─── Fragmento de página

Madina, alienada y deprimida, está sentada en el sillón todo el día, y deja la crianza de los niños a Aden. «Mi mente se pasea por los viejos tiempos toda la noche», dice. «¿Cómo podría olvidar el momento en que asesinaron a mi propia madre? Esa imagen me perseguirá hasta la muerte.»

Las normas de bienestar social obligan a Madina a obtener empleo antes de que su hijo menor cumpla dos años. Sin voluntad de ubicar a sus niños en guarderías, los esposos discuten si deberían empezar a robar para sobrevivir.

Pero ella queda embarazada de su octavo hijo, así que el dinero de la asistencia continuará llegando a la familia.

En Atlanta, Arbai aprende fontanería. Su hija de 13 años, Sahara, suele apelar a la idea de «libertad», como la suelen usar los estadounidenses, para exteriorizar sin tapujos sus sentimientos.

«Debemos adaptarnos a esta cultura. No necesito mi cultura aquí», dice la muchacha, que pronto comienza a tener, regularmente, problemas de disciplina en la escuela.

──────
─── Líneas de datos

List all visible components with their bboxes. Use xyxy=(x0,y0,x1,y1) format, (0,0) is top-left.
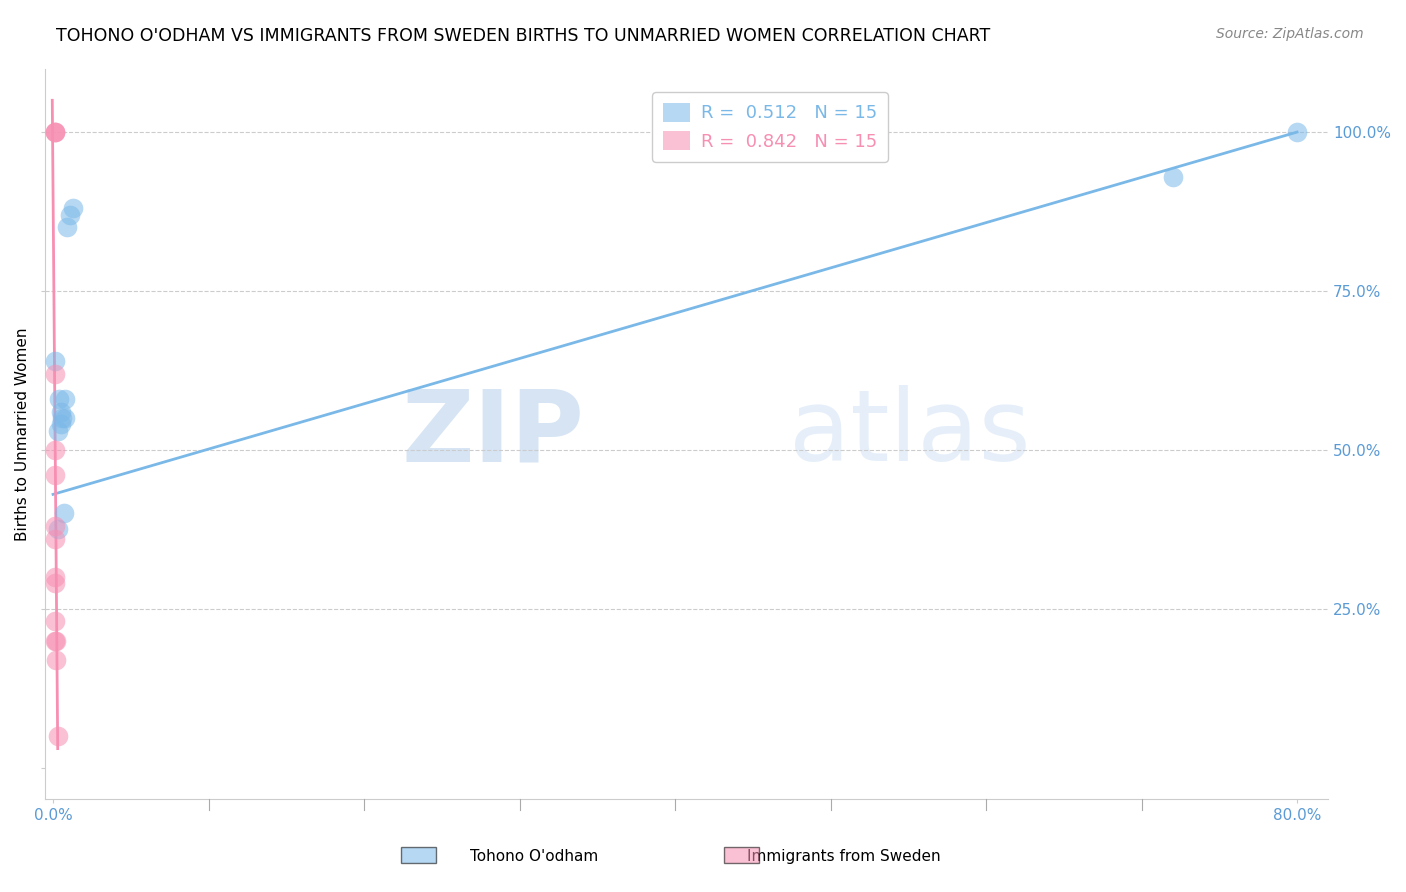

──────

## Instrucciones
(a) Reproduce todo el fragmento sobre Madina y Arbai desde "Las normas de" hasta "a la familia." y sustituye "guarderías" por "centros de cuidado infantil".
(b) Prosigue el fragmento sobre Madina y Arbai a partir de su última oración.
Las líneas de datos son material independiente y no forman parte del fragmento.

## Resultados
(a)
Las normas de bienestar social obligan a Madina a obtener empleo antes de que su hijo menor cumpla dos años. Sin voluntad de ubicar a sus niños en centros de cuidado infantil, los esposos discuten si deberían empezar a robar para sobrevivir.

Pero ella queda embarazada de su octavo hijo, así que el dinero de la asistencia continuará llegando a la familia.

(b)
Pero la calma parece haber llegado, un año y medio después de la llegada a Estados Unidos.

Aden consigue empleo como jardinero y carpintero. El alquiler de la vivienda aumenta de 165 a 750 dólares, cuando se mudan a un complejo de viviendas. Aún comen el mismo engrudo amarillo que en el campamento de refugiados, pero Madina sonríe.

Sahara mejora en la escuela. Su hermana mayor, Khadija, se casa con Abdirahman, un joven bantú que la seduce con ceremonias tradicionales de cortejo. Y Arbai se entera en Atlanta que dos hijas a las que creía asesinadas hace 14 años están vivas: de pronto, se convierte en abuela.

«Rain in a Dry Land», exhibida este mes en el Festival de Cine Margaret Mead en el Museo de Historia Natural de Nueva York, será distribuida en todo el mundo.